▶ [Aim] Scan the material for the word "this", and copy each line where it shows up.

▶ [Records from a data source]
:::::

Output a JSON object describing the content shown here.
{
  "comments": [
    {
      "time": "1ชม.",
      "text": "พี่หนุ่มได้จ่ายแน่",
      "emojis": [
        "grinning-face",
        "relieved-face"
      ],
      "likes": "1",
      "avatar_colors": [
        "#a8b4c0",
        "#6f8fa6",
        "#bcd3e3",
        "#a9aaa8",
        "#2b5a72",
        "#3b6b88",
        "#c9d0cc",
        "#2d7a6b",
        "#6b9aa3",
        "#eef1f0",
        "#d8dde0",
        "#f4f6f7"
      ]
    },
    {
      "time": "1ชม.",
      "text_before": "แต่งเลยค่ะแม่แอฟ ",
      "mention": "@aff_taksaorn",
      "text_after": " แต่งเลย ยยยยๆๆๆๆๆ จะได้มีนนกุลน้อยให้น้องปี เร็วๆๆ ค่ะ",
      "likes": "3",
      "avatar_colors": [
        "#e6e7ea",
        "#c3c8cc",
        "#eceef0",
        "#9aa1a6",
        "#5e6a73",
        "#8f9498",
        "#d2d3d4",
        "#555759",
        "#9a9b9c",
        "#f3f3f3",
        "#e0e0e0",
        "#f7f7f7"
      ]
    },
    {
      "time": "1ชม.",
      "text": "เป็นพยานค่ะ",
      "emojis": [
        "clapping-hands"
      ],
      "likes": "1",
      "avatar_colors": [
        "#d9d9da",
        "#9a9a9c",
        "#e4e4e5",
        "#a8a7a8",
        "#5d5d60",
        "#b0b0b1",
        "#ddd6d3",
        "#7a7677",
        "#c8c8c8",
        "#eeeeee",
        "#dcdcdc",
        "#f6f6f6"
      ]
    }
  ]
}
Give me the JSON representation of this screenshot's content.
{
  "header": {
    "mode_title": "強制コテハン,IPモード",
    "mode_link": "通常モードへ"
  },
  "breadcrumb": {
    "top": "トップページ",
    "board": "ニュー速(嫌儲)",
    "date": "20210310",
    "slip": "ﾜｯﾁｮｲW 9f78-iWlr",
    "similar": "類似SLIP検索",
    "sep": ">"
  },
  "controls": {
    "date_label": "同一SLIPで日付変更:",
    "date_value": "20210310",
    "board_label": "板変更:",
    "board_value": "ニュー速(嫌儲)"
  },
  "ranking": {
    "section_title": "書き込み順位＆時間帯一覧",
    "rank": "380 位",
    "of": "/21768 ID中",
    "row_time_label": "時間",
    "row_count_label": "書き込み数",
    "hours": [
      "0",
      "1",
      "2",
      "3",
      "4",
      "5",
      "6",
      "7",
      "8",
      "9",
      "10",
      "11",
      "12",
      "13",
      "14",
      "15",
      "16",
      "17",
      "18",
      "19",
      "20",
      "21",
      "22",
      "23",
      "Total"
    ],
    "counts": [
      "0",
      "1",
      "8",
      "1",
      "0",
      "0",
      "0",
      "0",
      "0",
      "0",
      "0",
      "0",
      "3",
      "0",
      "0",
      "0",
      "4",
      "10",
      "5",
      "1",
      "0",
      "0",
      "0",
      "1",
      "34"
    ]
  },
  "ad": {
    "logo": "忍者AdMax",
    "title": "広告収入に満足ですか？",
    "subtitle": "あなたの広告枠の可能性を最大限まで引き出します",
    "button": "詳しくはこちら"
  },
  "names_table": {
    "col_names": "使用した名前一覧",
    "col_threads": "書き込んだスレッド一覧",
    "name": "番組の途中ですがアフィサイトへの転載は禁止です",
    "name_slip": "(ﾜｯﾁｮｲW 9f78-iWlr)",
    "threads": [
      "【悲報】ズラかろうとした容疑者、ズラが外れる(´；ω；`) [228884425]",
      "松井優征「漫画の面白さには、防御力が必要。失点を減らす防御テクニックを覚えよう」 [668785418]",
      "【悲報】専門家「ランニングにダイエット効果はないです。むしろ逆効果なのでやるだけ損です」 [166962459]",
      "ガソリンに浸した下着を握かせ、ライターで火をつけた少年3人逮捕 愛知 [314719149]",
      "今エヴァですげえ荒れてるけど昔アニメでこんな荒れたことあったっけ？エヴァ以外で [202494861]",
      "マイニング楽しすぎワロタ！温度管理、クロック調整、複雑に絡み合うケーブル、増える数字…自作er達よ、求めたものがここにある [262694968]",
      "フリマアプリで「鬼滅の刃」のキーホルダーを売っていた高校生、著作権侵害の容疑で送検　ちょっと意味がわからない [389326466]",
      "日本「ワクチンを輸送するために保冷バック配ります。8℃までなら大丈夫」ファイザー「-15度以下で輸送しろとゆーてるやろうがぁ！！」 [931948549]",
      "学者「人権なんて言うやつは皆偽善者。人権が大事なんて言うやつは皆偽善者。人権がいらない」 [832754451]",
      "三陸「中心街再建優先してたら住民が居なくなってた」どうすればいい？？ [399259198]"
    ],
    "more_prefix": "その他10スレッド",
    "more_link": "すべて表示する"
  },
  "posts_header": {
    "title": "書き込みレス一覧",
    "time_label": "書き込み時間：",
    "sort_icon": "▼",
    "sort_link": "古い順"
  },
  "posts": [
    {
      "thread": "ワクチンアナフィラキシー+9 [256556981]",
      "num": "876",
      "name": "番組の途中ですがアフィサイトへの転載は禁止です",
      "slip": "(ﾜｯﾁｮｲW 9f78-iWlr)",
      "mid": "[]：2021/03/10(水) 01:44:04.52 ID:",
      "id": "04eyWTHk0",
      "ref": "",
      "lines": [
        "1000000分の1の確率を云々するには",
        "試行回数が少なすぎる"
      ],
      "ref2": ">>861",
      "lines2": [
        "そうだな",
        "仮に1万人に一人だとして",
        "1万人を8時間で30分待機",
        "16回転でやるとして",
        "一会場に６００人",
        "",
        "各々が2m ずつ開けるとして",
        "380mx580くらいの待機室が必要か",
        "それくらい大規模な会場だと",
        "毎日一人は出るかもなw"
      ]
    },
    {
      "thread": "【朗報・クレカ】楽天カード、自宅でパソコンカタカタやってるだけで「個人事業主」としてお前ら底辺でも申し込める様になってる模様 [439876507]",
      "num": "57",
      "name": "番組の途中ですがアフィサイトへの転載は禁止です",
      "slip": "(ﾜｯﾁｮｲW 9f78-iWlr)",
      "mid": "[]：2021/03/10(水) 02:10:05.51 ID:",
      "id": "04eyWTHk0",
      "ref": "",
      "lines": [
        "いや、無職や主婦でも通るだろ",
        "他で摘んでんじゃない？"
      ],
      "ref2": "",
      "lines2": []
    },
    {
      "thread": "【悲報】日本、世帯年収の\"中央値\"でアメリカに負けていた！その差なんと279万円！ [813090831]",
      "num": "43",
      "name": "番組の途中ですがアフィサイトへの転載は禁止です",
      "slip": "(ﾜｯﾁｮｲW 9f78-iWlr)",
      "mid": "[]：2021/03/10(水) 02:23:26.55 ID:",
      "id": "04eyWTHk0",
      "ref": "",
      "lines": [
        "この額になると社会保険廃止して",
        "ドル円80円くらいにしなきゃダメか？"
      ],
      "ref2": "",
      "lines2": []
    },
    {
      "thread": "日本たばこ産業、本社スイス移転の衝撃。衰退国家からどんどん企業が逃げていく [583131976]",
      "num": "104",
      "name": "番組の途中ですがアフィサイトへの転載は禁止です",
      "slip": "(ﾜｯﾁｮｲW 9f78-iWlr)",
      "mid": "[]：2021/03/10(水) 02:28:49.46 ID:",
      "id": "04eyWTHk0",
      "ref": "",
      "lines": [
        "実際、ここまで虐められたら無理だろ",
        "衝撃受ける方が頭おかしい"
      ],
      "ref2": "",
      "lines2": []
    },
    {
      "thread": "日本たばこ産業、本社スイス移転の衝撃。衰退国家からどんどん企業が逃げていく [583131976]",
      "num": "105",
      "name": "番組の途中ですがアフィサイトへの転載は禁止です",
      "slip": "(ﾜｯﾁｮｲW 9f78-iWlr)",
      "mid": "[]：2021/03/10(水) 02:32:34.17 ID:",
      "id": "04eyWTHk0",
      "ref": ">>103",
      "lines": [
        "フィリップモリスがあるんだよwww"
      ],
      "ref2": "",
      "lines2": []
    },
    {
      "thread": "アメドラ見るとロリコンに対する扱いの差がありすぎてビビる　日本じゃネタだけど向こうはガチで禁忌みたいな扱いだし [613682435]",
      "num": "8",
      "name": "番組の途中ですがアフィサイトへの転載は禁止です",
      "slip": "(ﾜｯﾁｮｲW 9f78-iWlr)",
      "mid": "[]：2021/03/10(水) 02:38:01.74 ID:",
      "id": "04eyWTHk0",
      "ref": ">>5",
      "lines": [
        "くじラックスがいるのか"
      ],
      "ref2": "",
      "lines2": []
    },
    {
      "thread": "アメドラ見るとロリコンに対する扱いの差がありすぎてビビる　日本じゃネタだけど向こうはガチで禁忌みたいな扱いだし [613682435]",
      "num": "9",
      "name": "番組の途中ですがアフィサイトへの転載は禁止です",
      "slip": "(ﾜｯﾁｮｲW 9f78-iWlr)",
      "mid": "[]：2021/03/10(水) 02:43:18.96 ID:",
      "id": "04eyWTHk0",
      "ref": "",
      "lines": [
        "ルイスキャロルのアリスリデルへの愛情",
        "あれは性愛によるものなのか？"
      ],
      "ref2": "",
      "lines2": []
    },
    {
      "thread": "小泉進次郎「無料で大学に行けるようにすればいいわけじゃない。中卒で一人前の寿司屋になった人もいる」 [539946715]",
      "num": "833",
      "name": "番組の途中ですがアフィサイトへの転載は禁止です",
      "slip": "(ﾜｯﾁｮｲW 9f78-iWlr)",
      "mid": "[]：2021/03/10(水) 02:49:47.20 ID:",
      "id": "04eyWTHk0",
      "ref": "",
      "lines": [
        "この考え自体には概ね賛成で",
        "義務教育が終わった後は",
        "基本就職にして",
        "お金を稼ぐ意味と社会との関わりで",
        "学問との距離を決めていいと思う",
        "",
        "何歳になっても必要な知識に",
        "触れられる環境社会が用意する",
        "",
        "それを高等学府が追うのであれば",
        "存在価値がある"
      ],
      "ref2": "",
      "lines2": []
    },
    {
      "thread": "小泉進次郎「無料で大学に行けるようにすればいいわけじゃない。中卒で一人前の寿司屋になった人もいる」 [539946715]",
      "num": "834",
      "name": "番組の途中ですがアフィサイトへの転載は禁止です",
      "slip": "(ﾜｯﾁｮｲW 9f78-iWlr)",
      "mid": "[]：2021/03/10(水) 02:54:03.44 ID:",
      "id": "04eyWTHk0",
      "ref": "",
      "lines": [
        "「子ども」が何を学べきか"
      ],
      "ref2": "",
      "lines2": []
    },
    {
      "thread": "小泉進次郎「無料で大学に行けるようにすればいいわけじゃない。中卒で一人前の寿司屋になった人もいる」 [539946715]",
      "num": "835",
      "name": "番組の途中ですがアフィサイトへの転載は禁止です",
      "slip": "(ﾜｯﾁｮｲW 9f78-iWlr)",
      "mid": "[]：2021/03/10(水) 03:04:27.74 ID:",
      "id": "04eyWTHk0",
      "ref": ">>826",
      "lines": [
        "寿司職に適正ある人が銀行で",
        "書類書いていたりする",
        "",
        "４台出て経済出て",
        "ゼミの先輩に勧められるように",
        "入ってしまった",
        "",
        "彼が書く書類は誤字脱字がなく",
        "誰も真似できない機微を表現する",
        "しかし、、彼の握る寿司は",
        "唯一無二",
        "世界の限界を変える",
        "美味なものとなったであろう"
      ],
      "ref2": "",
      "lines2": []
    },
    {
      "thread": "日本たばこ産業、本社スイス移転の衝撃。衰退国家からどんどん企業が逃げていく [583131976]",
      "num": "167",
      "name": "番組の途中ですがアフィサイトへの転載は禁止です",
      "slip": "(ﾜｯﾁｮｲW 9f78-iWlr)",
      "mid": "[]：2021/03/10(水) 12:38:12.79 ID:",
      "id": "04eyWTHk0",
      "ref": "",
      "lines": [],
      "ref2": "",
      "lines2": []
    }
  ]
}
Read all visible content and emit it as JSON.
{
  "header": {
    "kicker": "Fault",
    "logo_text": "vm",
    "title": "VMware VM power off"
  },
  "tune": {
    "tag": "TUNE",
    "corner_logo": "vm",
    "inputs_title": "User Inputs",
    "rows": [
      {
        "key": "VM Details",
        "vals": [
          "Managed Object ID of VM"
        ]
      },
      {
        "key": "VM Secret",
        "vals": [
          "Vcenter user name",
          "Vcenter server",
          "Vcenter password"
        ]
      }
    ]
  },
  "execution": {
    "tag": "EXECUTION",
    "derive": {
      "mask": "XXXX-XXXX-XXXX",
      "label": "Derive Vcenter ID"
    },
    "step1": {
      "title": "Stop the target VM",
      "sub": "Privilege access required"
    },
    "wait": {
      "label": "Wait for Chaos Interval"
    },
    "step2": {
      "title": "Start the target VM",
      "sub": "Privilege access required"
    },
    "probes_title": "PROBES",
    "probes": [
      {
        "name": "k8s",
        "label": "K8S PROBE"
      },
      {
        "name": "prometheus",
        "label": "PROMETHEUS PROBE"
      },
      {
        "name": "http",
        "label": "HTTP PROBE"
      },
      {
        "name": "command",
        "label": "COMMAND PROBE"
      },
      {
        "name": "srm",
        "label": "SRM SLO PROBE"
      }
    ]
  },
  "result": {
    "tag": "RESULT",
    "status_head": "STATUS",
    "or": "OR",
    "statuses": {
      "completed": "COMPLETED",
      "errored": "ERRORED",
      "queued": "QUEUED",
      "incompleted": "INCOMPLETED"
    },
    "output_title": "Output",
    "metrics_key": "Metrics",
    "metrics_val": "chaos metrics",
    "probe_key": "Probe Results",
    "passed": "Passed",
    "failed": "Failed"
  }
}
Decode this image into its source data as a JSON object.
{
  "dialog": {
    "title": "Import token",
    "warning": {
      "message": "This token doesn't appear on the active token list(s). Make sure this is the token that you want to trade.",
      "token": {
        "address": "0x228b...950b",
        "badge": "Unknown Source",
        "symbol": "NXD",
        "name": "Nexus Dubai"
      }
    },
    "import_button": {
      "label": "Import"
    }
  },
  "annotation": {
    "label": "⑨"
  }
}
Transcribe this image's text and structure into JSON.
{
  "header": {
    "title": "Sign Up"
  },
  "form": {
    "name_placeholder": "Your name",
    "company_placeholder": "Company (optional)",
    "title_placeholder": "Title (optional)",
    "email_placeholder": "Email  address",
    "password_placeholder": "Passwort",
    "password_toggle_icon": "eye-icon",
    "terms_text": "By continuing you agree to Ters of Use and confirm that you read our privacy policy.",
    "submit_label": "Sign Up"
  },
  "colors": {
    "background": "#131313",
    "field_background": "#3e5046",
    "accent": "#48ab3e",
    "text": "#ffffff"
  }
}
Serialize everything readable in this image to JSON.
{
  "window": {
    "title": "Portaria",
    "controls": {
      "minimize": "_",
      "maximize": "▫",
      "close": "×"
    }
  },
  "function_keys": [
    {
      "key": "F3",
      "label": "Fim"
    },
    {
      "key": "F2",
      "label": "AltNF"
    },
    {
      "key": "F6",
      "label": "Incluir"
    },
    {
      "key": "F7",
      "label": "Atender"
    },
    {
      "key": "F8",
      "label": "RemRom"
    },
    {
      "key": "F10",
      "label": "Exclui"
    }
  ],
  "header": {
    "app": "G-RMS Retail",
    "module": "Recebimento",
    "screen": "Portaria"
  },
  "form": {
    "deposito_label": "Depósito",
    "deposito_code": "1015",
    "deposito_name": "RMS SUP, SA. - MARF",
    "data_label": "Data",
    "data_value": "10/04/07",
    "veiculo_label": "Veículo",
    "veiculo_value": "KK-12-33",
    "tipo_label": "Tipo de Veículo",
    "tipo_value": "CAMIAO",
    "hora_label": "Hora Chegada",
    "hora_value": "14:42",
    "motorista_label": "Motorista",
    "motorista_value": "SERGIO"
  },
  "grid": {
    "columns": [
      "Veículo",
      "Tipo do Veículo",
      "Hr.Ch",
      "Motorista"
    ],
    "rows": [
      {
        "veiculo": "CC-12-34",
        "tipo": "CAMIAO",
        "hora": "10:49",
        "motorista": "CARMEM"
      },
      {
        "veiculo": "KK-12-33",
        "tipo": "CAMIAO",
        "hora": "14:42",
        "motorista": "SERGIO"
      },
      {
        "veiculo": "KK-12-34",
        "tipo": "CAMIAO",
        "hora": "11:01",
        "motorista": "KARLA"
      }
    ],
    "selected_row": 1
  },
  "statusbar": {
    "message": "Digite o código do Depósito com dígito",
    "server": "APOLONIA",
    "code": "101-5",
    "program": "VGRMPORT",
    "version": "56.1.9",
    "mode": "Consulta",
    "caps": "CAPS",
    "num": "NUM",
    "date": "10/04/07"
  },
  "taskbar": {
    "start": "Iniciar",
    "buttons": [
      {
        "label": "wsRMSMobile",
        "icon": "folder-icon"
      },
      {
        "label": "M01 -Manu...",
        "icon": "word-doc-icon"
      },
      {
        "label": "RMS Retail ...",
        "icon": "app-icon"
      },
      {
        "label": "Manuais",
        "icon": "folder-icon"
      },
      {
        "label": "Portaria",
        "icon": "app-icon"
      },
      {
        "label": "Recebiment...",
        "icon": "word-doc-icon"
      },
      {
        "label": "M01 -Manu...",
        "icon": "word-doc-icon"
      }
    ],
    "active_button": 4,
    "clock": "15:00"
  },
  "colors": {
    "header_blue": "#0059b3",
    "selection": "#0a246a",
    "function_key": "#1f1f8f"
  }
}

:::::

▶ [Exercise result]
Give me the JSON representation of this screenshot's content.
Decode this image into its source data as a JSON object.
      "message": "This token doesn't appear on the active token list(s). Make sure this is the token that you want to trade.",
Transcribe this image's text and structure into JSON.
Serialize everything readable in this image to JSON.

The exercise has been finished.